- **Input data**
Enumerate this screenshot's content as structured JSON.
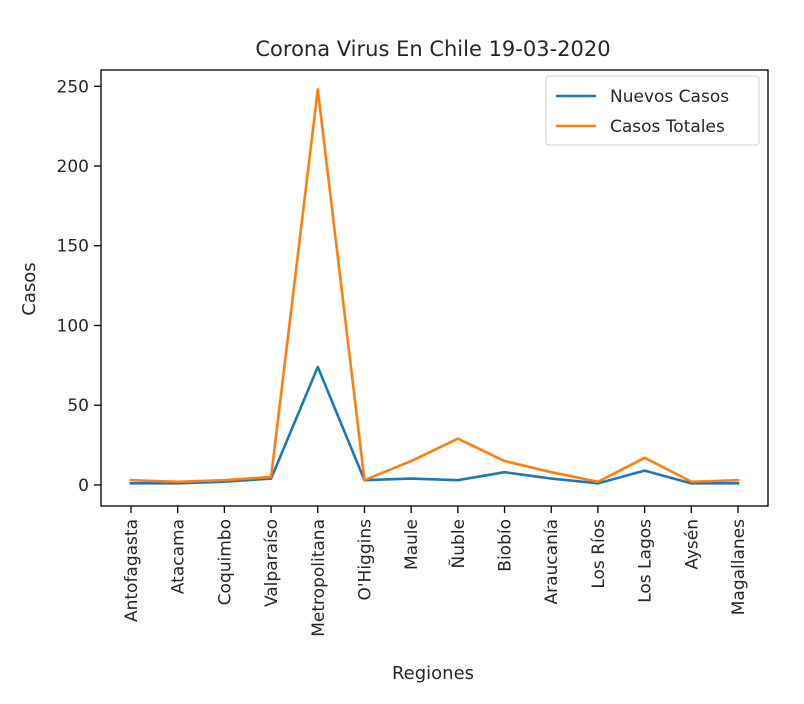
{
  "chart_data": {
    "type": "line",
    "title": "Corona Virus En Chile 19-03-2020",
    "xlabel": "Regiones",
    "ylabel": "Casos",
    "categories": [
      "Antofagasta",
      "Atacama",
      "Coquimbo",
      "Valparaíso",
      "Metropolitana",
      "O'Higgins",
      "Maule",
      "Ñuble",
      "Biobío",
      "Araucanía",
      "Los Ríos",
      "Los Lagos",
      "Aysén",
      "Magallanes"
    ],
    "series": [
      {
        "name": "Nuevos Casos",
        "color": "#1f77b4",
        "values": [
          1,
          1,
          2,
          4,
          74,
          3,
          4,
          3,
          8,
          4,
          1,
          9,
          1,
          1
        ]
      },
      {
        "name": "Casos Totales",
        "color": "#ff7f0e",
        "values": [
          3,
          2,
          3,
          5,
          248,
          3,
          15,
          29,
          15,
          8,
          2,
          17,
          2,
          3
        ]
      }
    ],
    "yticks": [
      0,
      50,
      100,
      150,
      200,
      250
    ],
    "ylim": [
      -13.2,
      260.2
    ],
    "grid": false,
    "legend_position": "top-right"
  }
}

- **Description of the task**
Your task is to copy every line in the entries that holds the string "Casos".

- **Task response**
    "ylabel": "Casos",
        "name": "Nuevos Casos",
        "name": "Casos Totales",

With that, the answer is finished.